THE REQUEST: Every record below is to be retyped exactly.
BEGIN DATA FOR PROCESSING
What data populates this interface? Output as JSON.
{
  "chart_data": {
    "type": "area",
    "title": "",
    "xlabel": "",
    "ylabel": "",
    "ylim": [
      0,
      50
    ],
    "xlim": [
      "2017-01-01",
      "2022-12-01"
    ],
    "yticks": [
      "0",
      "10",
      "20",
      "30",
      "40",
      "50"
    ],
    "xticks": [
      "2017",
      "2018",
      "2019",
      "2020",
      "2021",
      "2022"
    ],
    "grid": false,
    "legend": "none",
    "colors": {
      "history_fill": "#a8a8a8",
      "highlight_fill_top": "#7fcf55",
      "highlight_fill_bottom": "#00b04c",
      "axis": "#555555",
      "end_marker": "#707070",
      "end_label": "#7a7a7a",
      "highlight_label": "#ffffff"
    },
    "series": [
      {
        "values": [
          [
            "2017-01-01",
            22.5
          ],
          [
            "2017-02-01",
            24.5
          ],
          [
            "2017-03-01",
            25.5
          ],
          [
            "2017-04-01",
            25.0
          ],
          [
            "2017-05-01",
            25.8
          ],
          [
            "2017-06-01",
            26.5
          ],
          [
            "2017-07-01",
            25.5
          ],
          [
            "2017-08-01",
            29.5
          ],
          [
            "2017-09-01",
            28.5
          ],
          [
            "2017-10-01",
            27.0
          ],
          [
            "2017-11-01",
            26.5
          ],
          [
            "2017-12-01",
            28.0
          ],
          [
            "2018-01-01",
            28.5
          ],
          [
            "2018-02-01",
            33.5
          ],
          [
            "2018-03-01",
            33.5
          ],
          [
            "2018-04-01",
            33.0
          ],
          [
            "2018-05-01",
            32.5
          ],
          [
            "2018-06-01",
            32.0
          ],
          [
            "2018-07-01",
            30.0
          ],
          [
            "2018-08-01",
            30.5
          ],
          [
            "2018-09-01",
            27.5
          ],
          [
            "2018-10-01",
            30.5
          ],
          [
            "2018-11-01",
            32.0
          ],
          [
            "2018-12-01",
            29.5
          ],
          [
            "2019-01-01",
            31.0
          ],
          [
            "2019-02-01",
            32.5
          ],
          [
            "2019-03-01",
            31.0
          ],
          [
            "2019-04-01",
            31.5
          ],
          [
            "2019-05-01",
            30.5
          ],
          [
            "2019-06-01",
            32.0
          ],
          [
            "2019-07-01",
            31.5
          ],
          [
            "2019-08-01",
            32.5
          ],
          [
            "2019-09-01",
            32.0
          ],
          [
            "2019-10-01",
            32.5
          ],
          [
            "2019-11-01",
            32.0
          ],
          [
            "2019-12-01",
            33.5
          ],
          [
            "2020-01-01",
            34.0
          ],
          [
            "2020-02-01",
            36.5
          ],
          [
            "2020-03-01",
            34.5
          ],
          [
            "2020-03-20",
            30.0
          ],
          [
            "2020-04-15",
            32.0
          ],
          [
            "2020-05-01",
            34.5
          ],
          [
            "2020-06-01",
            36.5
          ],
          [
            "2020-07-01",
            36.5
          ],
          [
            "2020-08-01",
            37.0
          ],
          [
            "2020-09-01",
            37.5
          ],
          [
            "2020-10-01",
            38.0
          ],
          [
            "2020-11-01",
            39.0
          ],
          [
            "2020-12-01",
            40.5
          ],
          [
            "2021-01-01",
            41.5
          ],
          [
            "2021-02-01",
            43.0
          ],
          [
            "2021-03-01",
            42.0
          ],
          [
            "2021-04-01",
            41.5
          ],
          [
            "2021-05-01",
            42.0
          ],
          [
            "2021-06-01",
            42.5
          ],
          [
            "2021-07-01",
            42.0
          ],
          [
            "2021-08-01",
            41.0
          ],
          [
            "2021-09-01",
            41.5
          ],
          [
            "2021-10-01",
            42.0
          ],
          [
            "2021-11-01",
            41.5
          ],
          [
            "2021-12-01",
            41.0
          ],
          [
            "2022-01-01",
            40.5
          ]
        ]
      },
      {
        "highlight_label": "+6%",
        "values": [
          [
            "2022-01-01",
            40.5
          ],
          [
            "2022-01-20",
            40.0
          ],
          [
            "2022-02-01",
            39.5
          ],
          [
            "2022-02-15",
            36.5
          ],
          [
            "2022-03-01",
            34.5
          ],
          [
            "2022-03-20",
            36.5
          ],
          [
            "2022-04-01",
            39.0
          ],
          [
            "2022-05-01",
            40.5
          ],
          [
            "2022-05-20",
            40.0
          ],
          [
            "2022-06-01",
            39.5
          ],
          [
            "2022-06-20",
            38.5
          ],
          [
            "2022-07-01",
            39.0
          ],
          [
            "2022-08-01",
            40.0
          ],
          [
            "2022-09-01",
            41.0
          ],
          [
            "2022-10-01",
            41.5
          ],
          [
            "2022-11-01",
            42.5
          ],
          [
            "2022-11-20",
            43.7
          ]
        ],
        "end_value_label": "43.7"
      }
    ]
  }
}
END DATA FOR PROCESSING
OUTPUT FOR THIS TASK:
What data populates this interface? Output as JSON.
{
  "chart_data": {
    "type": "area",
    "title": "",
    "xlabel": "",
    "ylabel": "",
    "ylim": [
      0,
      50
    ],
    "xlim": [
      "2017-01-01",
      "2022-12-01"
    ],
    "yticks": [
      "0",
      "10",
      "20",
      "30",
      "40",
      "50"
    ],
    "xticks": [
      "2017",
      "2018",
      "2019",
      "2020",
      "2021",
      "2022"
    ],
    "grid": false,
    "legend": "none",
    "colors": {
      "history_fill": "#a8a8a8",
      "highlight_fill_top": "#7fcf55",
      "highlight_fill_bottom": "#00b04c",
      "axis": "#555555",
      "end_marker": "#707070",
      "end_label": "#7a7a7a",
      "highlight_label": "#ffffff"
    },
    "series": [
      {
        "values": [
          [
            "2017-01-01",
            22.5
          ],
          [
            "2017-02-01",
            24.5
          ],
          [
            "2017-03-01",
            25.5
          ],
          [
            "2017-04-01",
            25.0
          ],
          [
            "2017-05-01",
            25.8
          ],
          [
            "2017-06-01",
            26.5
          ],
          [
            "2017-07-01",
            25.5
          ],
          [
            "2017-08-01",
            29.5
          ],
          [
            "2017-09-01",
            28.5
          ],
          [
            "2017-10-01",
            27.0
          ],
          [
            "2017-11-01",
            26.5
          ],
          [
            "2017-12-01",
            28.0
          ],
          [
            "2018-01-01",
            28.5
          ],
          [
            "2018-02-01",
            33.5
          ],
          [
            "2018-03-01",
            33.5
          ],
          [
            "2018-04-01",
            33.0
          ],
          [
            "2018-05-01",
            32.5
          ],
          [
            "2018-06-01",
            32.0
          ],
          [
            "2018-07-01",
            30.0
          ],
          [
            "2018-08-01",
            30.5
          ],
          [
            "2018-09-01",
            27.5
          ],
          [
            "2018-10-01",
            30.5
          ],
          [
            "2018-11-01",
            32.0
          ],
          [
            "2018-12-01",
            29.5
          ],
          [
            "2019-01-01",
            31.0
          ],
          [
            "2019-02-01",
            32.5
          ],
          [
            "2019-03-01",
            31.0
          ],
          [
            "2019-04-01",
            31.5
          ],
          [
            "2019-05-01",
            30.5
          ],
          [
            "2019-06-01",
            32.0
          ],
          [
            "2019-07-01",
            31.5
          ],
          [
            "2019-08-01",
            32.5
          ],
          [
            "2019-09-01",
            32.0
          ],
          [
            "2019-10-01",
            32.5
          ],
          [
            "2019-11-01",
            32.0
          ],
          [
            "2019-12-01",
            33.5
          ],
          [
            "2020-01-01",
            34.0
          ],
          [
            "2020-02-01",
            36.5
          ],
          [
            "2020-03-01",
            34.5
          ],
          [
            "2020-03-20",
            30.0
          ],
          [
            "2020-04-15",
            32.0
          ],
          [
            "2020-05-01",
            34.5
          ],
          [
            "2020-06-01",
            36.5
          ],
          [
            "2020-07-01",
            36.5
          ],
          [
            "2020-08-01",
            37.0
          ],
          [
            "2020-09-01",
            37.5
          ],
          [
            "2020-10-01",
            38.0
          ],
          [
            "2020-11-01",
            39.0
          ],
          [
            "2020-12-01",
            40.5
          ],
          [
            "2021-01-01",
            41.5
          ],
          [
            "2021-02-01",
            43.0
          ],
          [
            "2021-03-01",
            42.0
          ],
          [
            "2021-04-01",
            41.5
          ],
          [
            "2021-05-01",
            42.0
          ],
          [
            "2021-06-01",
            42.5
          ],
          [
            "2021-07-01",
            42.0
          ],
          [
            "2021-08-01",
            41.0
          ],
          [
            "2021-09-01",
            41.5
          ],
          [
            "2021-10-01",
            42.0
          ],
          [
            "2021-11-01",
            41.5
          ],
          [
            "2021-12-01",
            41.0
          ],
          [
            "2022-01-01",
            40.5
          ]
        ]
      },
      {
        "highlight_label": "+6%",
        "values": [
          [
            "2022-01-01",
            40.5
          ],
          [
            "2022-01-20",
            40.0
          ],
          [
            "2022-02-01",
            39.5
          ],
          [
            "2022-02-15",
            36.5
          ],
          [
            "2022-03-01",
            34.5
          ],
          [
            "2022-03-20",
            36.5
          ],
          [
            "2022-04-01",
            39.0
          ],
          [
            "2022-05-01",
            40.5
          ],
          [
            "2022-05-20",
            40.0
          ],
          [
            "2022-06-01",
            39.5
          ],
          [
            "2022-06-20",
            38.5
          ],
          [
            "2022-07-01",
            39.0
          ],
          [
            "2022-08-01",
            40.0
          ],
          [
            "2022-09-01",
            41.0
          ],
          [
            "2022-10-01",
            41.5
          ],
          [
            "2022-11-01",
            42.5
          ],
          [
            "2022-11-20",
            43.7
          ]
        ],
        "end_value_label": "43.7"
      }
    ]
  }
}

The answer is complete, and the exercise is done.